Position data for elements:
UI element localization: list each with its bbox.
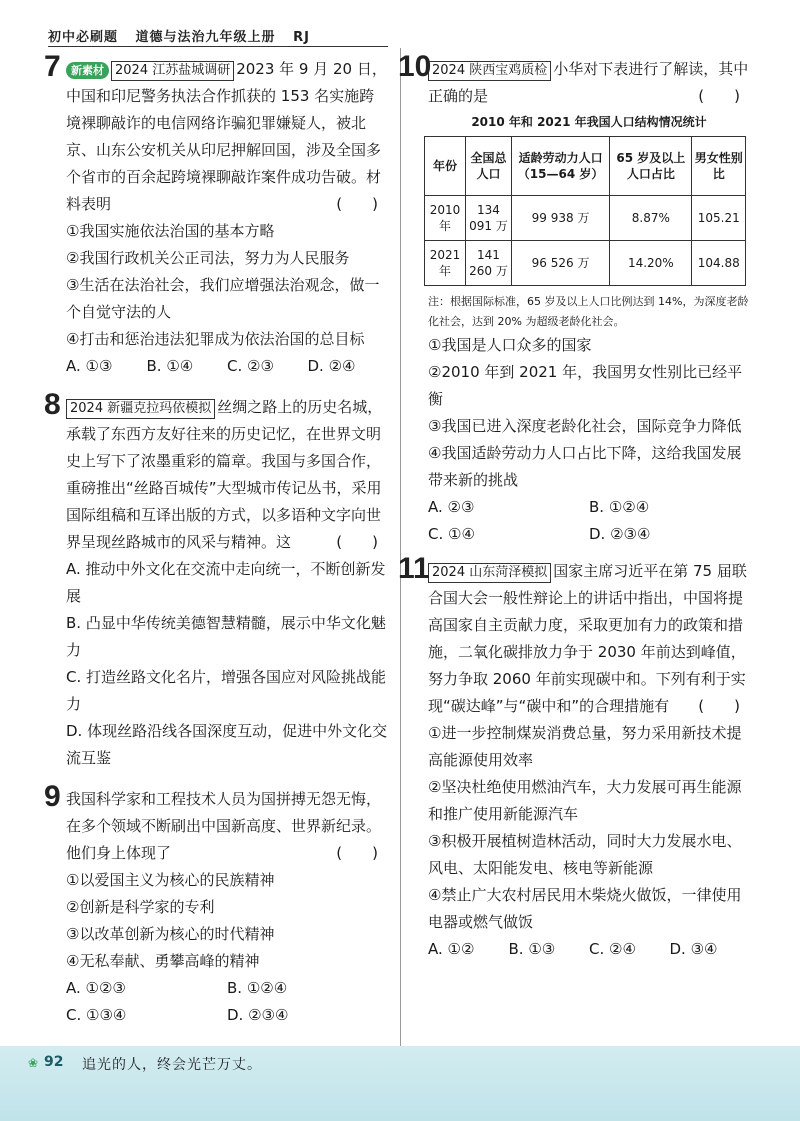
statement-item: ③生活在法治社会，我们应增强法治观念，做一个自觉守法的人: [66, 276, 380, 321]
table-header: 65 岁及以上人口占比: [610, 137, 692, 196]
option-a: A. 推动中外文化在交流中走向统一，不断创新发展: [66, 560, 386, 605]
statement-item: ②坚决杜绝使用燃油汽车，大力发展可再生能源和推广使用新能源汽车: [428, 778, 742, 823]
table-header: 适龄劳动力人口（15—64 岁）: [511, 137, 609, 196]
question-number: 10: [398, 50, 432, 83]
table-cell: 2010 年: [425, 196, 466, 241]
option-d: D. 体现丝路沿线各国深度互动，促进中外文化交流互鉴: [66, 722, 388, 767]
option-b: B. ①③: [508, 940, 556, 958]
option-c: C. ①③④: [66, 1006, 127, 1024]
statement-item: ④无私奉献、勇攀高峰的精神: [66, 952, 260, 970]
question-11: [398, 552, 750, 963]
statement-item: ③积极开展植树造林活动，同时大力发展水电、风电、太阳能发电、核电等新能源: [428, 832, 742, 877]
statement-item: ④禁止广大农村居民用木柴烧火做饭，一律使用电器或燃气做饭: [428, 886, 742, 931]
answer-options: [428, 494, 750, 548]
answer-paren: ( ): [336, 533, 378, 551]
option-b: B. ①②④: [589, 498, 650, 516]
table-cell: 14.20%: [610, 241, 692, 286]
table-cell: 104.88: [692, 241, 746, 286]
source-tag: 2024 江苏盐城调研: [111, 61, 234, 81]
statement-item: ③以改革创新为核心的时代精神: [66, 925, 275, 943]
page-number: 92: [44, 1054, 64, 1070]
stem-text: 我国科学家和工程技术人员为国拼搏无怨无悔，在多个领域不断刷出中国新高度、世界新纪录。他们身上体现了: [66, 790, 382, 862]
answer-paren: ( ): [698, 697, 740, 715]
table-cell: 2021 年: [425, 241, 466, 286]
statement-item: ④我国适龄劳动力人口占比下降，这给我国发展带来新的挑战: [428, 444, 742, 489]
question-stem: [66, 786, 388, 867]
answer-paren: ( ): [336, 844, 378, 862]
statement-item: ①我国是人口众多的国家: [428, 336, 592, 354]
footer-motto: 追光的人，终会光芒万丈。: [82, 1057, 262, 1073]
statement-item: ②创新是科学家的专利: [66, 898, 215, 916]
statement-item: ①进一步控制煤炭消费总量，努力采用新技术提高能源使用效率: [428, 724, 742, 769]
option-d: D. ②③④: [227, 1006, 289, 1024]
statement-item: ①以爱国主义为核心的民族精神: [66, 871, 275, 889]
series-title: 初中必刷题: [48, 30, 119, 45]
option-a: A. ①③: [66, 357, 113, 375]
question-number: 7: [44, 50, 61, 83]
table-header: 全国总人口: [466, 137, 512, 196]
table-cell: 99 938 万: [511, 196, 609, 241]
question-stem: [428, 558, 750, 720]
question-8: [44, 388, 388, 772]
question-stem: [428, 56, 750, 110]
table-cell: 8.87%: [610, 196, 692, 241]
option-a: A. ②③: [428, 498, 475, 516]
right-column: [398, 50, 750, 963]
table-row: [425, 241, 746, 286]
question-number: 9: [44, 780, 61, 813]
population-table: [424, 136, 746, 286]
page-header: [48, 26, 322, 46]
option-c: C. ②③: [227, 357, 274, 375]
option-d: D. ③④: [669, 940, 718, 958]
answer-options: [66, 975, 388, 1029]
option-a: A. ①②: [428, 940, 475, 958]
question-number: 8: [44, 388, 61, 421]
stem-text: 小华对下表进行了解读，其中正确的是: [428, 60, 749, 105]
option-d: D. ②④: [307, 357, 356, 375]
table-note: 注：根据国际标准，65 岁及以上人口比例达到 14%，为深度老龄化社会，达到 20% 为超级老龄化社会。: [428, 295, 749, 328]
subject-title: 道德与法治九年级上册: [135, 30, 276, 45]
option-c: C. ①④: [428, 525, 475, 543]
question-7: [44, 50, 388, 380]
option-a: A. ①②③: [66, 979, 126, 997]
table-header-row: [425, 137, 746, 196]
question-number: 11: [398, 552, 430, 585]
answer-paren: ( ): [698, 87, 740, 105]
stem-text: 2023 年 9 月 20 日，中国和印尼警务执法合作抓获的 153 名实施跨境裸聊敲诈的电信网络诈骗犯罪嫌疑人，被北京、山东公安机关从印尼押解回国，涉及全国多个省市的百余起跨境裸聊敲诈案件成功告破。材料表明: [66, 60, 387, 213]
left-column: [44, 50, 388, 1029]
table-cell: 141 260 万: [466, 241, 512, 286]
answer-options: [428, 936, 750, 963]
option-b: B. 凸显中华传统美德智慧精髓，展示中华文化魅力: [66, 614, 386, 659]
statement-item: ④打击和惩治违法犯罪成为依法治国的总目标: [66, 330, 365, 348]
page-footer: [0, 1046, 800, 1121]
source-tag: 2024 山东菏泽模拟: [428, 563, 551, 583]
new-material-badge: 新素材: [66, 62, 109, 79]
question-stem: [66, 394, 388, 556]
table-header: 年份: [425, 137, 466, 196]
table-header: 男女性别比: [692, 137, 746, 196]
option-b: B. ①②④: [227, 979, 288, 997]
table-cell: 134 091 万: [466, 196, 512, 241]
statement-item: ②2010 年到 2021 年，我国男女性别比已经平衡: [428, 363, 743, 408]
answer-paren: ( ): [336, 195, 378, 213]
option-c: C. 打造丝路文化名片，增强各国应对风险挑战能力: [66, 668, 387, 713]
option-c: C. ②④: [589, 940, 636, 958]
table-cell: 105.21: [692, 196, 746, 241]
statement-item: ③我国已进入深度老龄化社会，国际竞争力降低: [428, 417, 742, 435]
leaf-icon: ❀: [28, 1056, 39, 1070]
statement-item: ②我国行政机关公正司法，努力为人民服务: [66, 249, 350, 267]
option-d: D. ②③④: [589, 525, 651, 543]
source-tag: 2024 陕西宝鸡质检: [428, 61, 551, 81]
header-rule: [48, 46, 388, 47]
stem-text: 丝绸之路上的历史名城，承载了东西方友好往来的历史记忆，在世界文明史上写下了浓墨重彩的篇章。我国与多国合作，重磅推出“丝路百城传”大型城市传记丛书，采用国际组稿和互译出版的方式，以多语种文字向世界呈现丝路城市的风采与精神。这: [66, 398, 383, 551]
table-title: 2010 年和 2021 年我国人口结构情况统计: [471, 115, 707, 129]
table-cell: 96 526 万: [511, 241, 609, 286]
question-9: [44, 780, 388, 1029]
option-b: B. ①④: [146, 357, 194, 375]
answer-options: [66, 353, 388, 380]
edition-label: RJ: [293, 30, 310, 45]
statement-item: ①我国实施依法治国的基本方略: [66, 222, 275, 240]
source-tag: 2024 新疆克拉玛依模拟: [66, 399, 215, 419]
stem-text: 国家主席习近平在第 75 届联合国大会一般性辩论上的讲话中指出，中国将提高国家自主贡献力度，采取更加有力的政策和措施，二氧化碳排放力争于 2030 年前达到峰值，努力争取 2060 年前实现碳中和。下列有利于实现“碳达峰”与“碳中和”的合理措施有: [428, 562, 747, 715]
question-10: [398, 50, 750, 548]
table-row: [425, 196, 746, 241]
column-divider: [400, 48, 401, 1048]
question-stem: [66, 56, 388, 218]
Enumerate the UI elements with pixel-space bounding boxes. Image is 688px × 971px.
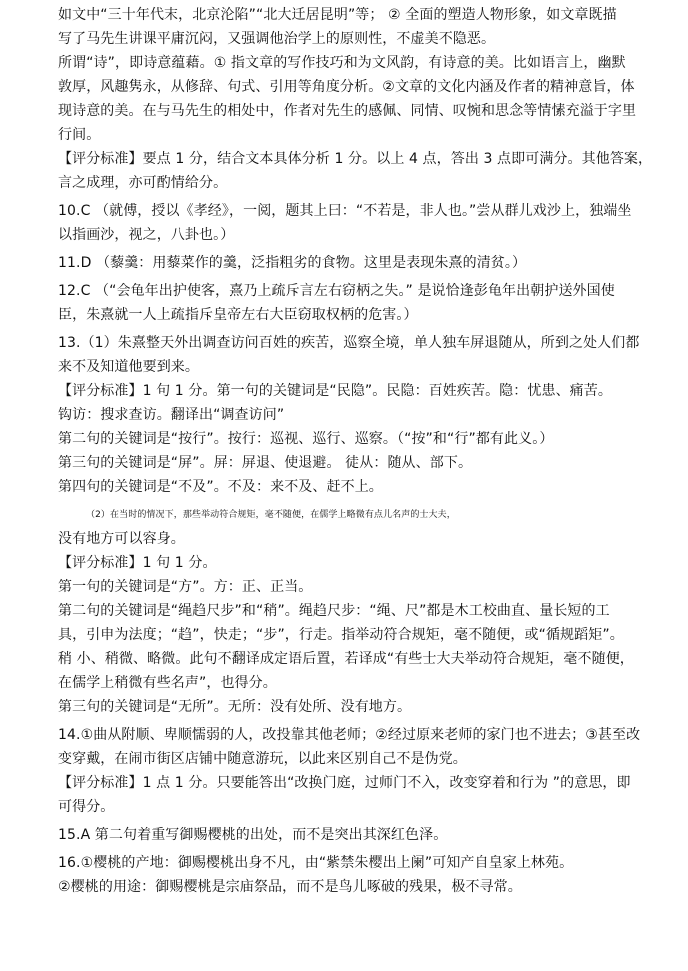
answer-16-2: ②樱桃的用途：御赐樱桃是宗庙祭品，而不是鸟儿啄破的残果，极不寻常。 [58, 879, 522, 895]
scoring-standard: 【评分标准】1 句 1 分。 [58, 555, 217, 571]
text-line: 变穿戴，在闹市街区店铺中随意游玩，以此来区别自己不是伪党。 [58, 751, 467, 767]
answer-12: 12.C （“会龟年出护使客，熹乃上疏斥言左右窃柄之失。” 是说恰逢彭龟年出朝护送外国使 [58, 283, 615, 299]
text-line: 第一句的关键词是“方”。方：正、正当。 [58, 579, 313, 595]
text-line: 第二句的关键词是“按行”。按行：巡视、巡行、巡察。（“按”和“行”都有此义。） [58, 431, 554, 447]
answer-10: 10.C （就傅，授以《孝经》，一阅，题其上曰：“不若是，非人也。”尝从群儿戏沙上，独端坐 [58, 203, 632, 219]
text-line: 第三句的关键词是“无所”。无所：没有处所、没有地方。 [58, 699, 412, 715]
text-line: 第二句的关键词是“绳趋尺步”和“稍”。绳趋尺步：“绳、尺”都是木工校曲直、量长短的工 [58, 603, 610, 619]
text-line: 所谓“诗”，即诗意蕴藉。① 指文章的写作技巧和为文风韵，有诗意的美。比如语言上，幽默 [58, 55, 626, 71]
text-line: 如文中“三十年代末，北京沦陷”“北大迁居昆明”等； ② 全面的塑造人物形象，如文章既描 [58, 7, 617, 23]
scoring-standard: 【评分标准】1 句 1 分。第一句的关键词是“民隐”。民隐：百姓疾苦。隐：忧患、痛苦。 [58, 383, 612, 399]
text-line: 第四句的关键词是“不及”。不及：来不及、赶不上。 [58, 479, 383, 495]
text-line: 没有地方可以容身。 [58, 531, 185, 547]
scoring-standard: 【评分标准】1 点 1 分。只要能答出“改换门庭，过师门不入，改变穿着和行为 ”的意思，即 [58, 775, 631, 791]
text-line: 以指画沙，视之，八卦也。） [58, 227, 235, 243]
text-line: 第三句的关键词是“屏”。屏：屏退、使退避。 徒从：随从、部下。 [58, 455, 473, 471]
text-line: 稍 小、稍微、略微。此句不翻译成定语后置，若译成“有些士大夫举动符合规矩，毫不随便， [58, 651, 634, 667]
text-line: 在儒学上稍微有些名声”，也得分。 [58, 675, 277, 691]
text-line: 敦厚，风趣隽永，从修辞、句式、引用等角度分析。②文章的文化内涵及作者的精神意旨，体 [58, 79, 635, 95]
text-line: 具，引申为法度；“趋”，快走；“步”，行走。指举动符合规矩，毫不随便，或“循规蹈矩”。 [58, 627, 624, 643]
scoring-standard: 【评分标准】要点 1 分，结合文本具体分析 1 分。以上 4 点，答出 3 点即可满分。其他答案， [58, 151, 653, 167]
text-line: 来不及知道他要到来。 [58, 359, 199, 375]
answer-15: 15.A 第二句着重写御赐樱桃的出处，而不是突出其深红色泽。 [58, 827, 448, 843]
answer-11: 11.D （藜羹：用藜菜作的羹，泛指粗劣的食物。这里是表现朱熹的清贫。） [58, 255, 527, 271]
text-line: 可得分。 [58, 799, 115, 815]
answer-16-1: 16.①樱桃的产地：御赐樱桃出身不凡，由“紫禁朱樱出上阑”可知产自皇家上林苑。 [58, 855, 574, 871]
answer-14: 14.①曲从附顺、卑顺懦弱的人，改投靠其他老师；②经过原来老师的家门也不进去；③甚至改 [58, 727, 641, 743]
text-line: 行间。 [58, 127, 101, 143]
text-line: 臣，朱熹就一人上疏指斥皇帝左右大臣窃取权柄的危害。） [58, 307, 418, 323]
text-line: 钩访：搜求查访。翻译出“调查访问” [58, 407, 285, 423]
text-line: 言之成理，亦可酌情给分。 [58, 175, 228, 191]
answer-13-1: 13.（1）朱熹整天外出调查访问百姓的疾苦，巡察全境，单人独车屏退随从，所到之处人们都 [58, 335, 640, 351]
answer-13-2: （2）在当时的情况下，那些举动符合规矩，毫不随便，在儒学上略微有点儿名声的士大夫， [86, 510, 456, 520]
text-line: 现诗意的美。在与马先生的相处中，作者对先生的感佩、同情、叹惋和思念等情愫充溢于字里 [58, 103, 637, 119]
text-line: 写了马先生讲课平庸沉闷，又强调他治学上的原则性，不虚美不隐恶。 [58, 31, 496, 47]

**What is being asked:** Reproduce word for word every line from the one containing "879, 522, 895]" down to the one containing "855, 574, 871]", including both of those lines.

**Solution for this problem:**
answer-16-2: ②樱桃的用途：御赐樱桃是宗庙祭品，而不是鸟儿啄破的残果，极不寻常。 [58, 879, 522, 895]
scoring-standard: 【评分标准】1 句 1 分。 [58, 555, 217, 571]
text-line: 变穿戴，在闹市街区店铺中随意游玩，以此来区别自己不是伪党。 [58, 751, 467, 767]
answer-12: 12.C （“会龟年出护使客，熹乃上疏斥言左右窃柄之失。” 是说恰逢彭龟年出朝护送外国使 [58, 283, 615, 299]
text-line: 第一句的关键词是“方”。方：正、正当。 [58, 579, 313, 595]
text-line: 第二句的关键词是“按行”。按行：巡视、巡行、巡察。（“按”和“行”都有此义。） [58, 431, 554, 447]
answer-10: 10.C （就傅，授以《孝经》，一阅，题其上曰：“不若是，非人也。”尝从群儿戏沙上，独端坐 [58, 203, 632, 219]
text-line: 第三句的关键词是“无所”。无所：没有处所、没有地方。 [58, 699, 412, 715]
text-line: 第二句的关键词是“绳趋尺步”和“稍”。绳趋尺步：“绳、尺”都是木工校曲直、量长短的工 [58, 603, 610, 619]
text-line: 所谓“诗”，即诗意蕴藉。① 指文章的写作技巧和为文风韵，有诗意的美。比如语言上，幽默 [58, 55, 626, 71]
text-line: 如文中“三十年代末，北京沦陷”“北大迁居昆明”等； ② 全面的塑造人物形象，如文章既描 [58, 7, 617, 23]
scoring-standard: 【评分标准】1 句 1 分。第一句的关键词是“民隐”。民隐：百姓疾苦。隐：忧患、痛苦。 [58, 383, 612, 399]
text-line: 第四句的关键词是“不及”。不及：来不及、赶不上。 [58, 479, 383, 495]
text-line: 没有地方可以容身。 [58, 531, 185, 547]
scoring-standard: 【评分标准】1 点 1 分。只要能答出“改换门庭，过师门不入，改变穿着和行为 ”的意思，即 [58, 775, 631, 791]
text-line: 以指画沙，视之，八卦也。） [58, 227, 235, 243]
text-line: 第三句的关键词是“屏”。屏：屏退、使退避。 徒从：随从、部下。 [58, 455, 473, 471]
text-line: 稍 小、稍微、略微。此句不翻译成定语后置，若译成“有些士大夫举动符合规矩，毫不随便， [58, 651, 634, 667]
text-line: 在儒学上稍微有些名声”，也得分。 [58, 675, 277, 691]
text-line: 敦厚，风趣隽永，从修辞、句式、引用等角度分析。②文章的文化内涵及作者的精神意旨，体 [58, 79, 635, 95]
text-line: 具，引申为法度；“趋”，快走；“步”，行走。指举动符合规矩，毫不随便，或“循规蹈矩”。 [58, 627, 624, 643]
scoring-standard: 【评分标准】要点 1 分，结合文本具体分析 1 分。以上 4 点，答出 3 点即可满分。其他答案， [58, 151, 653, 167]
text-line: 来不及知道他要到来。 [58, 359, 199, 375]
answer-15: 15.A 第二句着重写御赐樱桃的出处，而不是突出其深红色泽。 [58, 827, 448, 843]
answer-11: 11.D （藜羹：用藜菜作的羹，泛指粗劣的食物。这里是表现朱熹的清贫。） [58, 255, 527, 271]
text-line: 可得分。 [58, 799, 115, 815]
answer-16-1: 16.①樱桃的产地：御赐樱桃出身不凡，由“紫禁朱樱出上阑”可知产自皇家上林苑。 [58, 855, 574, 871]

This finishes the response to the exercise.